(Source data)
____________________
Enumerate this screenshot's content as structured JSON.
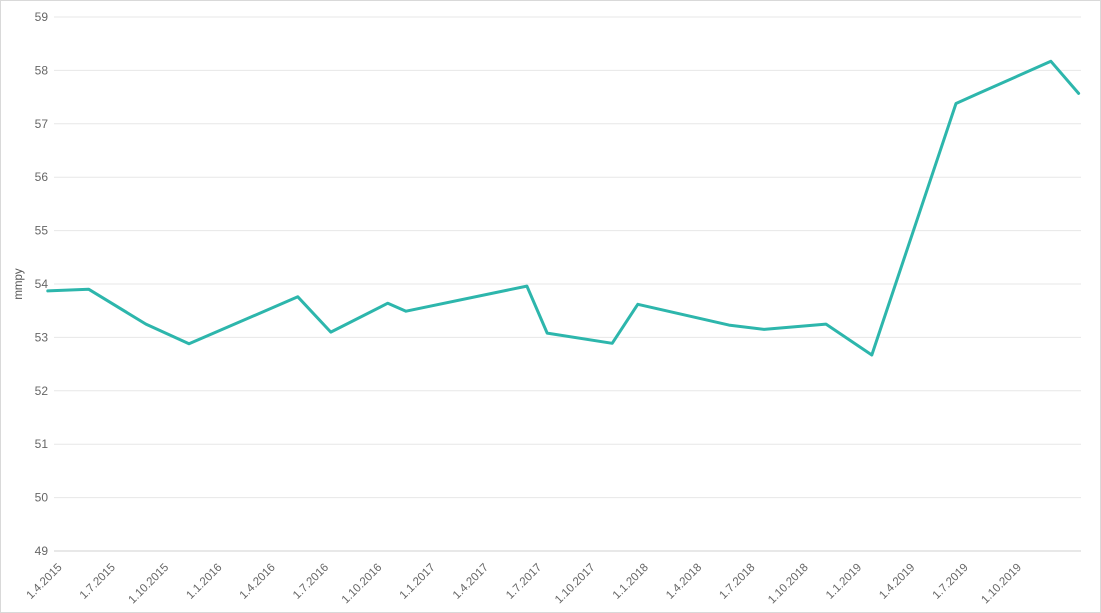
{
  "chart_data": {
    "type": "line",
    "title": "",
    "xlabel": "",
    "ylabel": "mmpy",
    "ylim": [
      49,
      59
    ],
    "y_ticks": [
      59,
      58,
      57,
      56,
      55,
      54,
      53,
      52,
      51,
      50,
      49
    ],
    "x_tick_labels": [
      "1.4.2015",
      "1.7.2015",
      "1.10.2015",
      "1.1.2016",
      "1.4.2016",
      "1.7.2016",
      "1.10.2016",
      "1.1.2017",
      "1.4.2017",
      "1.7.2017",
      "1.10.2017",
      "1.1.2018",
      "1.4.2018",
      "1.7.2018",
      "1.10.2018",
      "1.1.2019",
      "1.4.2019",
      "1.7.2019",
      "1.10.2019"
    ],
    "x_axis_type": "time-quarterly",
    "grid": "horizontal-only",
    "legend": "none",
    "series": [
      {
        "name": "mmpy",
        "color": "#2db6ac",
        "points": [
          {
            "x_quarter_index": -0.37,
            "value": 53.87
          },
          {
            "x_quarter_index": 0.4,
            "value": 53.9
          },
          {
            "x_quarter_index": 1.47,
            "value": 53.25
          },
          {
            "x_quarter_index": 2.28,
            "value": 52.88
          },
          {
            "x_quarter_index": 4.32,
            "value": 53.76
          },
          {
            "x_quarter_index": 4.94,
            "value": 53.1
          },
          {
            "x_quarter_index": 6.01,
            "value": 53.64
          },
          {
            "x_quarter_index": 6.35,
            "value": 53.49
          },
          {
            "x_quarter_index": 8.62,
            "value": 53.96
          },
          {
            "x_quarter_index": 9.0,
            "value": 53.08
          },
          {
            "x_quarter_index": 10.22,
            "value": 52.89
          },
          {
            "x_quarter_index": 10.7,
            "value": 53.62
          },
          {
            "x_quarter_index": 12.41,
            "value": 53.23
          },
          {
            "x_quarter_index": 13.07,
            "value": 53.15
          },
          {
            "x_quarter_index": 14.23,
            "value": 53.25
          },
          {
            "x_quarter_index": 15.09,
            "value": 52.67
          },
          {
            "x_quarter_index": 16.67,
            "value": 57.38
          },
          {
            "x_quarter_index": 17.05,
            "value": 57.55
          },
          {
            "x_quarter_index": 18.45,
            "value": 58.17
          },
          {
            "x_quarter_index": 18.97,
            "value": 57.57
          }
        ]
      }
    ]
  },
  "colors": {
    "background": "#ffffff",
    "frame_border": "#d9d9d9",
    "gridline": "#e7e7e7",
    "axis_line": "#d2d2d2",
    "tick_label": "#666666",
    "series": "#2db6ac"
  }
}
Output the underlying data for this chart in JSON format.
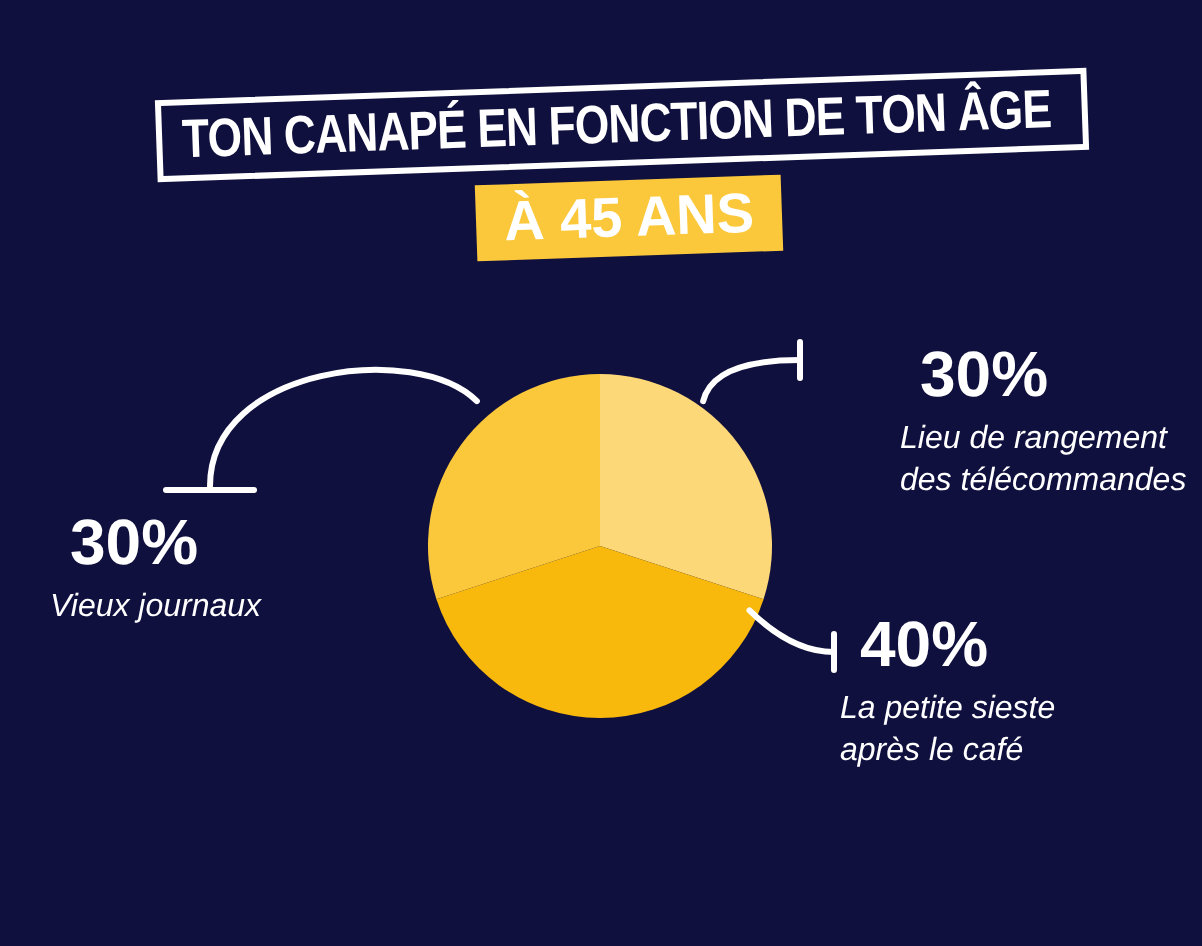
{
  "chart_data": {
    "type": "pie",
    "title": "TON CANAPÉ EN FONCTION DE TON ÂGE",
    "subtitle": "À 45 ANS",
    "categories": [
      "Lieu de rangement des télécommandes",
      "La petite sieste après le café",
      "Vieux journaux"
    ],
    "values": [
      30,
      40,
      30
    ],
    "colors": [
      "#fdd878",
      "#f9b90c",
      "#fbc83c"
    ],
    "value_labels": [
      "30%",
      "40%",
      "30%"
    ]
  }
}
____________________
## SHORT EXERCISE:
Leave the pictures out and write out every entry exactly as given.

## EXERCISE ANSWER:
Enumerate this screenshot's content as structured JSON.
{
  "chart_data": {
    "type": "line",
    "title": "",
    "xlabel": "",
    "ylabel": "mmpy",
    "ylim": [
      49,
      59
    ],
    "y_ticks": [
      59,
      58,
      57,
      56,
      55,
      54,
      53,
      52,
      51,
      50,
      49
    ],
    "x_tick_labels": [
      "1.4.2015",
      "1.7.2015",
      "1.10.2015",
      "1.1.2016",
      "1.4.2016",
      "1.7.2016",
      "1.10.2016",
      "1.1.2017",
      "1.4.2017",
      "1.7.2017",
      "1.10.2017",
      "1.1.2018",
      "1.4.2018",
      "1.7.2018",
      "1.10.2018",
      "1.1.2019",
      "1.4.2019",
      "1.7.2019",
      "1.10.2019"
    ],
    "x_axis_type": "time-quarterly",
    "grid": "horizontal-only",
    "legend": "none",
    "series": [
      {
        "name": "mmpy",
        "color": "#2db6ac",
        "points": [
          {
            "x_quarter_index": -0.37,
            "value": 53.87
          },
          {
            "x_quarter_index": 0.4,
            "value": 53.9
          },
          {
            "x_quarter_index": 1.47,
            "value": 53.25
          },
          {
            "x_quarter_index": 2.28,
            "value": 52.88
          },
          {
            "x_quarter_index": 4.32,
            "value": 53.76
          },
          {
            "x_quarter_index": 4.94,
            "value": 53.1
          },
          {
            "x_quarter_index": 6.01,
            "value": 53.64
          },
          {
            "x_quarter_index": 6.35,
            "value": 53.49
          },
          {
            "x_quarter_index": 8.62,
            "value": 53.96
          },
          {
            "x_quarter_index": 9.0,
            "value": 53.08
          },
          {
            "x_quarter_index": 10.22,
            "value": 52.89
          },
          {
            "x_quarter_index": 10.7,
            "value": 53.62
          },
          {
            "x_quarter_index": 12.41,
            "value": 53.23
          },
          {
            "x_quarter_index": 13.07,
            "value": 53.15
          },
          {
            "x_quarter_index": 14.23,
            "value": 53.25
          },
          {
            "x_quarter_index": 15.09,
            "value": 52.67
          },
          {
            "x_quarter_index": 16.67,
            "value": 57.38
          },
          {
            "x_quarter_index": 17.05,
            "value": 57.55
          },
          {
            "x_quarter_index": 18.45,
            "value": 58.17
          },
          {
            "x_quarter_index": 18.97,
            "value": 57.57
          }
        ]
      }
    ]
  },
  "colors": {
    "background": "#ffffff",
    "frame_border": "#d9d9d9",
    "gridline": "#e7e7e7",
    "axis_line": "#d2d2d2",
    "tick_label": "#666666",
    "series": "#2db6ac"
  }
}
Output the underlying data for this chart in JSON format.
{
  "chart_data": {
    "type": "pie",
    "title": "TON CANAPÉ EN FONCTION DE TON ÂGE",
    "subtitle": "À 45 ANS",
    "categories": [
      "Lieu de rangement des télécommandes",
      "La petite sieste après le café",
      "Vieux journaux"
    ],
    "values": [
      30,
      40,
      30
    ],
    "colors": [
      "#fdd878",
      "#f9b90c",
      "#fbc83c"
    ],
    "value_labels": [
      "30%",
      "40%",
      "30%"
    ]
  }
}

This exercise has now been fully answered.